## TO DO
Could you quote, exactly as they stand, the lines running from the one with "Enumerate this screenshot's" to the final line of the material?

## DATA LINES
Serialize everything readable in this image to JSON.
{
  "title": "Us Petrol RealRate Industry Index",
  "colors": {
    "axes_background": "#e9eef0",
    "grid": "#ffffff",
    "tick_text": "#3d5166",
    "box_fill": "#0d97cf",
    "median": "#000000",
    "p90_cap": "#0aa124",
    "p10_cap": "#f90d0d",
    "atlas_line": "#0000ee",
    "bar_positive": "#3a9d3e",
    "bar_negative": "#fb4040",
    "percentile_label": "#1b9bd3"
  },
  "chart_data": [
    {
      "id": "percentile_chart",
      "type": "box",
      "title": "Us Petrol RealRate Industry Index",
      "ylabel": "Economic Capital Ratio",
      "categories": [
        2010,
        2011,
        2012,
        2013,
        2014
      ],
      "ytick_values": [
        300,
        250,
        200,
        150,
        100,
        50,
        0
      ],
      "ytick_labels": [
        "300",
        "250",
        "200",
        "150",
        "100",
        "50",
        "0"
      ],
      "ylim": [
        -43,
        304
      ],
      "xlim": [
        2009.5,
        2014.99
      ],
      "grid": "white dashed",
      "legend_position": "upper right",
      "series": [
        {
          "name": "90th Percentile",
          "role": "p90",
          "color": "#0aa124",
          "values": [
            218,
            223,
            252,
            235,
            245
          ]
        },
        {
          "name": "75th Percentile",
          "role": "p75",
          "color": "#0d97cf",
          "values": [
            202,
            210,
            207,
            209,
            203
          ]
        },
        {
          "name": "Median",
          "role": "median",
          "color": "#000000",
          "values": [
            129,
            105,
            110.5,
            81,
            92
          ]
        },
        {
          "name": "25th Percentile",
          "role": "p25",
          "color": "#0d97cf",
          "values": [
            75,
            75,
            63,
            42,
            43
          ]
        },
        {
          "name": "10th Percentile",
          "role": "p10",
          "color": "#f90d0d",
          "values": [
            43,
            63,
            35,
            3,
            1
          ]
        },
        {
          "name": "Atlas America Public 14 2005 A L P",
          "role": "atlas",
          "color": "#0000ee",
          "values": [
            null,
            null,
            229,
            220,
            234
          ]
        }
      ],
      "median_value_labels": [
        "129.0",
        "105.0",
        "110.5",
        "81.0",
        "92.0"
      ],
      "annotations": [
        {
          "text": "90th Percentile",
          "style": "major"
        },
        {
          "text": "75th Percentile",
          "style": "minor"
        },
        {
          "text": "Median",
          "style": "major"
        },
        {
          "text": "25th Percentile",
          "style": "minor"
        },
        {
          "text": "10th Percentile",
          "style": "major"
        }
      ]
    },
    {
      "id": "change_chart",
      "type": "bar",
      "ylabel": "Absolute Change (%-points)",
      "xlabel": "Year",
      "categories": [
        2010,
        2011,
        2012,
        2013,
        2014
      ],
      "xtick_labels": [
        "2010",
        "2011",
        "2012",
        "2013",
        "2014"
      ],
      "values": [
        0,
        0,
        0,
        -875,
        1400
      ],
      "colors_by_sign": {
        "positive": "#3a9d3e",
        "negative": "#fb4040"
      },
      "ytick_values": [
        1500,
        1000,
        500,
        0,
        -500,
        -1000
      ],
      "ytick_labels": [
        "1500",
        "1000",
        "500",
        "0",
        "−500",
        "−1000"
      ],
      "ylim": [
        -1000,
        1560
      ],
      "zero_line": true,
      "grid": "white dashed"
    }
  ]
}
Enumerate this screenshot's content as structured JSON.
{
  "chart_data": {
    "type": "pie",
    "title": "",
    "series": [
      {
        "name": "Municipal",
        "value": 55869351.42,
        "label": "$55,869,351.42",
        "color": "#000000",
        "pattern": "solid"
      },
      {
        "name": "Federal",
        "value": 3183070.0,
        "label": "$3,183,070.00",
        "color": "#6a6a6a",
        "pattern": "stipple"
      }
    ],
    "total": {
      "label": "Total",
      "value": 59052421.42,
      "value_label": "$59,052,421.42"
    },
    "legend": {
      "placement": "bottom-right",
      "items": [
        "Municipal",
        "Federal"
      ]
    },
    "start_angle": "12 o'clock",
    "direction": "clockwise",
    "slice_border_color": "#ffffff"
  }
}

## ANSWER TO THE EXERCISE
Enumerate this screenshot's content as structured JSON.
{
  "chart_data": {
    "type": "pie",
    "title": "",
    "series": [
      {
        "name": "Municipal",
        "value": 55869351.42,
        "label": "$55,869,351.42",
        "color": "#000000",
        "pattern": "solid"
      },
      {
        "name": "Federal",
        "value": 3183070.0,
        "label": "$3,183,070.00",
        "color": "#6a6a6a",
        "pattern": "stipple"
      }
    ],
    "total": {
      "label": "Total",
      "value": 59052421.42,
      "value_label": "$59,052,421.42"
    },
    "legend": {
      "placement": "bottom-right",
      "items": [
        "Municipal",
        "Federal"
      ]
    },
    "start_angle": "12 o'clock",
    "direction": "clockwise",
    "slice_border_color": "#ffffff"
  }
}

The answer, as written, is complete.